* Task details *
Rewrite the listing from its first line through the line containing "788, 635, 796]", inclusive, changing "Kitchen" to "Galley" and leaving everything else as it is. Return only those lines.

* Data rows *
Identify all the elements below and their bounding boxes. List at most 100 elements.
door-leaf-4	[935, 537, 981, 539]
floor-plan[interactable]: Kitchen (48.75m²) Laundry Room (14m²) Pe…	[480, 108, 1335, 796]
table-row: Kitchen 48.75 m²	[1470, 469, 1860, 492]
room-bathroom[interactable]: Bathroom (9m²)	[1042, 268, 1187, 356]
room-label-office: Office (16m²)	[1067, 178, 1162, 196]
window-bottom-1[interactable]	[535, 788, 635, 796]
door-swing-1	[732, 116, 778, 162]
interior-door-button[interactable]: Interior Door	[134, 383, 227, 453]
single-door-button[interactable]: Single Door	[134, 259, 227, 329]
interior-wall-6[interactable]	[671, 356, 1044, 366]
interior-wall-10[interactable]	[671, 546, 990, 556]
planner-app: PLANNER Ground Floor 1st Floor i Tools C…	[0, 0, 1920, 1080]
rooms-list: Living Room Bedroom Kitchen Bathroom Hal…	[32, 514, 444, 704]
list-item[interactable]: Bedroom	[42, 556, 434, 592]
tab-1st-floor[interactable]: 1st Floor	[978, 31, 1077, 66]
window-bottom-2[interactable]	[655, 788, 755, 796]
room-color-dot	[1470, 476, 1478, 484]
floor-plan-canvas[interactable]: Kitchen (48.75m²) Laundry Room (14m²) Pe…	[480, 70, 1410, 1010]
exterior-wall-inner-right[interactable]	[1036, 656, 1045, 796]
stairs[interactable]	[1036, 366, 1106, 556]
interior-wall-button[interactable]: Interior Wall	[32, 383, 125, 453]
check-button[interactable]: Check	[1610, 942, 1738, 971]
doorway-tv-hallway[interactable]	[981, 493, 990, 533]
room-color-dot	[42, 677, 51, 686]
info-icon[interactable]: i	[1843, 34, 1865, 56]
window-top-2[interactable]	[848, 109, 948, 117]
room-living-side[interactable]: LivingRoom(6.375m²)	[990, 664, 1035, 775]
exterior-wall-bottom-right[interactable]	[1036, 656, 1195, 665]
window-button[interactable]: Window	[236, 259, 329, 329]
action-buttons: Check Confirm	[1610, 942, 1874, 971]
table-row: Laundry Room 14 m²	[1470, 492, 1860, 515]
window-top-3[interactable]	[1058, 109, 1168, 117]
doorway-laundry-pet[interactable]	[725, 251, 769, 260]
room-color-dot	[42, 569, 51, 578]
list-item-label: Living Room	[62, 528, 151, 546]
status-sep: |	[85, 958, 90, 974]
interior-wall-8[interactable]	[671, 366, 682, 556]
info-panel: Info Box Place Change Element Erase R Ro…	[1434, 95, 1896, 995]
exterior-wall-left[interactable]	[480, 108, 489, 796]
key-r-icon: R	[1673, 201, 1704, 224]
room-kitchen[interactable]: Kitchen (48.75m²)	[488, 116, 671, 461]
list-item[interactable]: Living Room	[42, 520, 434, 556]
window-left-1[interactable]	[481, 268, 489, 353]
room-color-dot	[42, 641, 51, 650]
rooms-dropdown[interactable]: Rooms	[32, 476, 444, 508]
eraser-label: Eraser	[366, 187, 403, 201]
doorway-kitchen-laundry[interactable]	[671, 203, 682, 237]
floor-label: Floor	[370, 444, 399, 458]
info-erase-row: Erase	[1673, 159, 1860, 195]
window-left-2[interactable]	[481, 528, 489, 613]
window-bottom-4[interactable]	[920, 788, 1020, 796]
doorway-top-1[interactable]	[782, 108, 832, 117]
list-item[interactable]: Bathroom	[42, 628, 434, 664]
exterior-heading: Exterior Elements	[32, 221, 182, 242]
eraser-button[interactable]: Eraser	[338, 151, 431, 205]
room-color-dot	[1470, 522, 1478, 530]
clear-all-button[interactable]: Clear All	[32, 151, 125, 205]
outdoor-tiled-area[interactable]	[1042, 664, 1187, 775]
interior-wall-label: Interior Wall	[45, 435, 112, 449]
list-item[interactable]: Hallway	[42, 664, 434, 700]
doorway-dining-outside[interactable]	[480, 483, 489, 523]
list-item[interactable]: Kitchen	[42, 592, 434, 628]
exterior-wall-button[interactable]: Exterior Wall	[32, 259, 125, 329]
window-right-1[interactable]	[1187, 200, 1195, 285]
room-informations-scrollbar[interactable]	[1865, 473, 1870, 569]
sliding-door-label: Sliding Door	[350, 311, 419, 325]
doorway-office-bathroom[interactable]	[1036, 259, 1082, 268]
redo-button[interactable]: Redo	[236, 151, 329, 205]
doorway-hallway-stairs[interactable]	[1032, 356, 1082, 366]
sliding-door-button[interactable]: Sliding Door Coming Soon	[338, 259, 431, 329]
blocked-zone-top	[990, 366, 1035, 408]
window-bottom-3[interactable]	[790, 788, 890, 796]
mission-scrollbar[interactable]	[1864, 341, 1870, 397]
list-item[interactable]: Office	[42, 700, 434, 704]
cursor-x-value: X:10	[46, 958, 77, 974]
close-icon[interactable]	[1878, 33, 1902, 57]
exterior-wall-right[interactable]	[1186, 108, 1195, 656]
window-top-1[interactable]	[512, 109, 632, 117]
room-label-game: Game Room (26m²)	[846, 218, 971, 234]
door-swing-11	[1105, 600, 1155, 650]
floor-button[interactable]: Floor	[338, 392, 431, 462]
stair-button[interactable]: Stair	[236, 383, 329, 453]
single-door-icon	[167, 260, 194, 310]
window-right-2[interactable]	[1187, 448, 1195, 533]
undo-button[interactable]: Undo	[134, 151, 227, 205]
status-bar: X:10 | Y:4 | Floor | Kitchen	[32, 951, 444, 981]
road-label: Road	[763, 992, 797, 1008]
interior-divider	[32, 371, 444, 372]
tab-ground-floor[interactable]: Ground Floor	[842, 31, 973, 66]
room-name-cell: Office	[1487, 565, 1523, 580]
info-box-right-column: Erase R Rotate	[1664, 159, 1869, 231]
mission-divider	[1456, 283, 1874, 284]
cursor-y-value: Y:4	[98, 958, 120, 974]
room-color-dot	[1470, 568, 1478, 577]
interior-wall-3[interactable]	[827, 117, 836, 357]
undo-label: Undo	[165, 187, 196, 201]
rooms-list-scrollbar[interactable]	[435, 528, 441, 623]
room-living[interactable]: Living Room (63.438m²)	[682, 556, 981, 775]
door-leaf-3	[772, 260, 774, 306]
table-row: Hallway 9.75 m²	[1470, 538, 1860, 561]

* Worked solution *
Identify all the elements below and their bounding boxes. List at most 100 elements.
door-leaf-4	[935, 537, 981, 539]
floor-plan[interactable]: Galley (48.75m²) Laundry Room (14m²) Pe…	[480, 108, 1335, 796]
table-row: Galley 48.75 m²	[1470, 469, 1860, 492]
room-bathroom[interactable]: Bathroom (9m²)	[1042, 268, 1187, 356]
room-label-office: Office (16m²)	[1067, 178, 1162, 196]
window-bottom-1[interactable]	[535, 788, 635, 796]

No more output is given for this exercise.